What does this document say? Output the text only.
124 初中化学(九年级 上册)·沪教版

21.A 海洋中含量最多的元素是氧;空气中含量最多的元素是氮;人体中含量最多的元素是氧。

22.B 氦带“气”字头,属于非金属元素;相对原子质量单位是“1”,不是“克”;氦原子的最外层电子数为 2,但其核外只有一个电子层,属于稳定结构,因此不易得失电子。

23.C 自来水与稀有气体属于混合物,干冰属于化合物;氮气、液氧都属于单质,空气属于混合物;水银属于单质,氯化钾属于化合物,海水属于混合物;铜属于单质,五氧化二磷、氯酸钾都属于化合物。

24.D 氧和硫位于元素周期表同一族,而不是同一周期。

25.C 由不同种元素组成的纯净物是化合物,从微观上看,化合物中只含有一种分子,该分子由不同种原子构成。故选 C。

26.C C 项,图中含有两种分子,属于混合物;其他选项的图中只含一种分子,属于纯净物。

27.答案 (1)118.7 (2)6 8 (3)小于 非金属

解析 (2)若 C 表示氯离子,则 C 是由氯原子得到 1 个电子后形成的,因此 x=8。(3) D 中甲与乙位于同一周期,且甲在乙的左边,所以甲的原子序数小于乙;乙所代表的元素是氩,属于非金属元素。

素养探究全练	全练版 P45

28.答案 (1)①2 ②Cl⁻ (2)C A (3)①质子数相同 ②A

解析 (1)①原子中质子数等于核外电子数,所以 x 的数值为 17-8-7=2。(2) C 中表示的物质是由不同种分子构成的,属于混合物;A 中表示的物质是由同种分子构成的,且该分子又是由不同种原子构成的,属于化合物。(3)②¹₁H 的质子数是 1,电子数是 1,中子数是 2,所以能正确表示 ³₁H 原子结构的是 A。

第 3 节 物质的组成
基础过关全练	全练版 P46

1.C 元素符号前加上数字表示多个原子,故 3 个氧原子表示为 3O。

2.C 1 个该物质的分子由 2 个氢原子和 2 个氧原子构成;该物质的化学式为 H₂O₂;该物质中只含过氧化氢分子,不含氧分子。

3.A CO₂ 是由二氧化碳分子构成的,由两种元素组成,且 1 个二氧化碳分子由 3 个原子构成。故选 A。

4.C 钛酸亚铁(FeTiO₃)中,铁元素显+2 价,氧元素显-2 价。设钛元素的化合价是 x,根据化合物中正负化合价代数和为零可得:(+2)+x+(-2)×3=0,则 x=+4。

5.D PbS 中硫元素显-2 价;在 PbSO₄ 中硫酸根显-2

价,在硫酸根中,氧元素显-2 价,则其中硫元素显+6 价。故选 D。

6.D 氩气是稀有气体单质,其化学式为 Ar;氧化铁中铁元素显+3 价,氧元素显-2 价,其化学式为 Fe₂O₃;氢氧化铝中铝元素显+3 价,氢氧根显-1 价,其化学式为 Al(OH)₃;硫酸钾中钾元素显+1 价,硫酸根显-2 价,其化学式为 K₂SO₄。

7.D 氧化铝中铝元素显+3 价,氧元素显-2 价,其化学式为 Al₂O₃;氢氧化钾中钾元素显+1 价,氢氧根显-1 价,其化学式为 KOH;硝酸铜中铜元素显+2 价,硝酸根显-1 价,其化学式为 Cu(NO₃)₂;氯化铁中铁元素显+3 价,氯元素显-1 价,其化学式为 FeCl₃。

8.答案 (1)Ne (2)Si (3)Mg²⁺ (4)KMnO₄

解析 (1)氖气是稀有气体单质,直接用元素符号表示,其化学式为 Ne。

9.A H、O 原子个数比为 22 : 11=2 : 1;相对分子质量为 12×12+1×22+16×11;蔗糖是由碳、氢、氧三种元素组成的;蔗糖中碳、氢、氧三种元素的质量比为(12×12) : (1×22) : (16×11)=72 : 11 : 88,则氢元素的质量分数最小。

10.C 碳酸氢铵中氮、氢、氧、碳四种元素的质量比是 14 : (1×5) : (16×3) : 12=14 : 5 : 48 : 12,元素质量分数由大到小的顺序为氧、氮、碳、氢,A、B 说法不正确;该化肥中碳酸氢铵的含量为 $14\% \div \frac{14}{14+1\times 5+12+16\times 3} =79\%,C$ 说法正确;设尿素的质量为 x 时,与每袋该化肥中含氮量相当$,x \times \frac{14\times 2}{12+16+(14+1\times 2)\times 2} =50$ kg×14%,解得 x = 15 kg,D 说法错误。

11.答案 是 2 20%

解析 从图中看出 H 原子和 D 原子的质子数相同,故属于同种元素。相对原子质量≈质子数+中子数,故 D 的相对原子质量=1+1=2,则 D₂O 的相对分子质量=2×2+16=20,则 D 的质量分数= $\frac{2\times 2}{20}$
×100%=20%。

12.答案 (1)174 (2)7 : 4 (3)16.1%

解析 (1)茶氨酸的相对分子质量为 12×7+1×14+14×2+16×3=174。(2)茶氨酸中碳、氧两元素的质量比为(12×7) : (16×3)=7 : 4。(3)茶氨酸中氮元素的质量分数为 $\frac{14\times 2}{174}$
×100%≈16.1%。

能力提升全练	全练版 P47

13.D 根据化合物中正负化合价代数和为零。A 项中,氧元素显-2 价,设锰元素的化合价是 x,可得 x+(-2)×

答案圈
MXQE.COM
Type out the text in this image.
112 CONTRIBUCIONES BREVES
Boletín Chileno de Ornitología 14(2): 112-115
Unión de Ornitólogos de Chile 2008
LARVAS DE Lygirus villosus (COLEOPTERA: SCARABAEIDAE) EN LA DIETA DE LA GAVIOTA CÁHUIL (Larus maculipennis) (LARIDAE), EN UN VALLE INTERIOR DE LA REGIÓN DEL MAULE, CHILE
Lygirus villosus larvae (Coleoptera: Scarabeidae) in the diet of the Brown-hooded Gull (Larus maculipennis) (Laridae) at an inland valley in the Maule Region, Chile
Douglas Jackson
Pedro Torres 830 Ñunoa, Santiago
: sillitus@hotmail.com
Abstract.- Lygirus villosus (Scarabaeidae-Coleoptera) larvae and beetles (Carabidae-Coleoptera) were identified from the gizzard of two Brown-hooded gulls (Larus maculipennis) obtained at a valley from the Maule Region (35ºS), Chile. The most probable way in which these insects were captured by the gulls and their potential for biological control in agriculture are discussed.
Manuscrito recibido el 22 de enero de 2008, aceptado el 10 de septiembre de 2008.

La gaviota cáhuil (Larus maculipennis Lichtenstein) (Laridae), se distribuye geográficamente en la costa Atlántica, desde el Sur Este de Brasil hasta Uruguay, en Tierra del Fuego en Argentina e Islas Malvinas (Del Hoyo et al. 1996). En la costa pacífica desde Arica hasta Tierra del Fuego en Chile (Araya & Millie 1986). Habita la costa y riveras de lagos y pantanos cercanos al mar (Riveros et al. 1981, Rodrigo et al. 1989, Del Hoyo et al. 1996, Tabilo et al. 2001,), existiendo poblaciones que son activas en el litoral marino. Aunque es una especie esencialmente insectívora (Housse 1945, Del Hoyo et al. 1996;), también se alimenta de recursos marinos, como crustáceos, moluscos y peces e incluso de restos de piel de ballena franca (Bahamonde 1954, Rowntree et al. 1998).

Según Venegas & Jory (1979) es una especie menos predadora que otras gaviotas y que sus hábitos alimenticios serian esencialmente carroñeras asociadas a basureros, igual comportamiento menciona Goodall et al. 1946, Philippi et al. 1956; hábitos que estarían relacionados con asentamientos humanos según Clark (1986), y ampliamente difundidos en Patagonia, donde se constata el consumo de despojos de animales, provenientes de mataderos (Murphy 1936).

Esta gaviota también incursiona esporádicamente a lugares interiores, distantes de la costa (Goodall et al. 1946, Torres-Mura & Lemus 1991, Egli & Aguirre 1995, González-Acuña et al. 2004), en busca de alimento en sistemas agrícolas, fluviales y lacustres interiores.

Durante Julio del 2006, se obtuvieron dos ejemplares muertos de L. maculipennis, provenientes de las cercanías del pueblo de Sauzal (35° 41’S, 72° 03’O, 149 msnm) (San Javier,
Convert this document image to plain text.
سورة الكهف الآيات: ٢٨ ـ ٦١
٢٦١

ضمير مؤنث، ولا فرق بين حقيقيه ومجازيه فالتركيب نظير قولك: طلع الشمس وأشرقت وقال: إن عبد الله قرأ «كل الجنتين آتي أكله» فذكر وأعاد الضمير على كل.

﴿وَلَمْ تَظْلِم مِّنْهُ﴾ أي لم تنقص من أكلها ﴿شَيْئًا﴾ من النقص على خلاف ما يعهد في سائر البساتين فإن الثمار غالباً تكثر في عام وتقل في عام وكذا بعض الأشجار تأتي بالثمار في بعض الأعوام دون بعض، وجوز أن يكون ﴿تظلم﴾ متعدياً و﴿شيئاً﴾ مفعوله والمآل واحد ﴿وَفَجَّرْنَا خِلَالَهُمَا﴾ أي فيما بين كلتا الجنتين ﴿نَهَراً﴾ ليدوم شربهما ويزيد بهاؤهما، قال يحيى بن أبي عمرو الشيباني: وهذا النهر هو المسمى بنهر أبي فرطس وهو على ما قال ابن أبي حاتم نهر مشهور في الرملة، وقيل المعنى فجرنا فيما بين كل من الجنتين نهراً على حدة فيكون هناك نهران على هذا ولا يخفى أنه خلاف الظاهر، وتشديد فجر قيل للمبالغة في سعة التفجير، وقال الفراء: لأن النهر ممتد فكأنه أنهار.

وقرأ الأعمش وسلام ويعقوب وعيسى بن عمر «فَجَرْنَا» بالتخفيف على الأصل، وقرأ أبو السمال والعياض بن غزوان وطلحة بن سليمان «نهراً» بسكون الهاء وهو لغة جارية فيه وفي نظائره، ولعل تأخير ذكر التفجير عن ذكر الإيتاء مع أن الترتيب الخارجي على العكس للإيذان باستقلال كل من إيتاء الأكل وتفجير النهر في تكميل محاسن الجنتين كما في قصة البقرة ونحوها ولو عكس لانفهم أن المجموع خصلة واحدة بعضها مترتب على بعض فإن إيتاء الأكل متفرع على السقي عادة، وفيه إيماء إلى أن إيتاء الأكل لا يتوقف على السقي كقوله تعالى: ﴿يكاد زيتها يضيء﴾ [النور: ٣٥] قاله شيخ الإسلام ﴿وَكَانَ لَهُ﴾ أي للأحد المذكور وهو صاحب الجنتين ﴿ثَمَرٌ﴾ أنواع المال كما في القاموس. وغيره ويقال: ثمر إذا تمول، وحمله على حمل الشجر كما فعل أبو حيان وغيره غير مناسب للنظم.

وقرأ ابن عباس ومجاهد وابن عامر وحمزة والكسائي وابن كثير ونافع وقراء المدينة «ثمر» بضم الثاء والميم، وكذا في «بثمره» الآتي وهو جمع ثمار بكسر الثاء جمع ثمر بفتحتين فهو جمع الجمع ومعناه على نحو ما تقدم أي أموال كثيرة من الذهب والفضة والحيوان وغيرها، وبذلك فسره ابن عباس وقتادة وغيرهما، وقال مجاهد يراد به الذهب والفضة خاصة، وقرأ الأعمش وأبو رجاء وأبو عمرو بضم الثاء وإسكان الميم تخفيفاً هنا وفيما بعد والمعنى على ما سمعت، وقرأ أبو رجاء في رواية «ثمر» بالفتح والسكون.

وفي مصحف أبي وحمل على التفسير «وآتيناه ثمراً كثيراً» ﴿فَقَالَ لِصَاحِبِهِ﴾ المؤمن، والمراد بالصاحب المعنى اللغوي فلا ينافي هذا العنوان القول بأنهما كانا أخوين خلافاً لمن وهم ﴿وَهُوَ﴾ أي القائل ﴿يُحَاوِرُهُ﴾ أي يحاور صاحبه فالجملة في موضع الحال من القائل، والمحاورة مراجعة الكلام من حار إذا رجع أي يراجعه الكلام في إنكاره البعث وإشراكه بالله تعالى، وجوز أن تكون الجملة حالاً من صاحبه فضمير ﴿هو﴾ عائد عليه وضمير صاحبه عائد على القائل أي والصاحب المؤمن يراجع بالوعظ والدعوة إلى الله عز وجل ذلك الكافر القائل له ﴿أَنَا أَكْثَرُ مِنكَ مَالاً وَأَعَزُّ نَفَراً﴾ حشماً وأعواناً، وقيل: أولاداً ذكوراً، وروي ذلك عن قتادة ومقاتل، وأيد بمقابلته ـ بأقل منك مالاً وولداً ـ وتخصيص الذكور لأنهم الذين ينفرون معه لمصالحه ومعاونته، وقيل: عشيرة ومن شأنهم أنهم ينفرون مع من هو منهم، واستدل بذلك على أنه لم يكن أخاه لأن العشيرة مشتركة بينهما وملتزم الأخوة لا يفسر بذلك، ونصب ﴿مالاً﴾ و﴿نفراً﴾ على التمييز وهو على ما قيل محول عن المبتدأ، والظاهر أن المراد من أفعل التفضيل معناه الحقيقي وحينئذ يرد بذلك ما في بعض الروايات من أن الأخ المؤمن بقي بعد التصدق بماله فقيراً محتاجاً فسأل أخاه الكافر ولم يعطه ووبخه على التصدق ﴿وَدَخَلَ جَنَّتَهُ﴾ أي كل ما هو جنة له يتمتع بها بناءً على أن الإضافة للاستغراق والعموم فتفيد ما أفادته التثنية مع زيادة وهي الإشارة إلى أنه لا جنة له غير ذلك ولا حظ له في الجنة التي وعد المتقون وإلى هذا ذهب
________________
Extract all lines of the records above that include "document".

Written response
What does this document say? Output the text only.
Convert this document image to plain text.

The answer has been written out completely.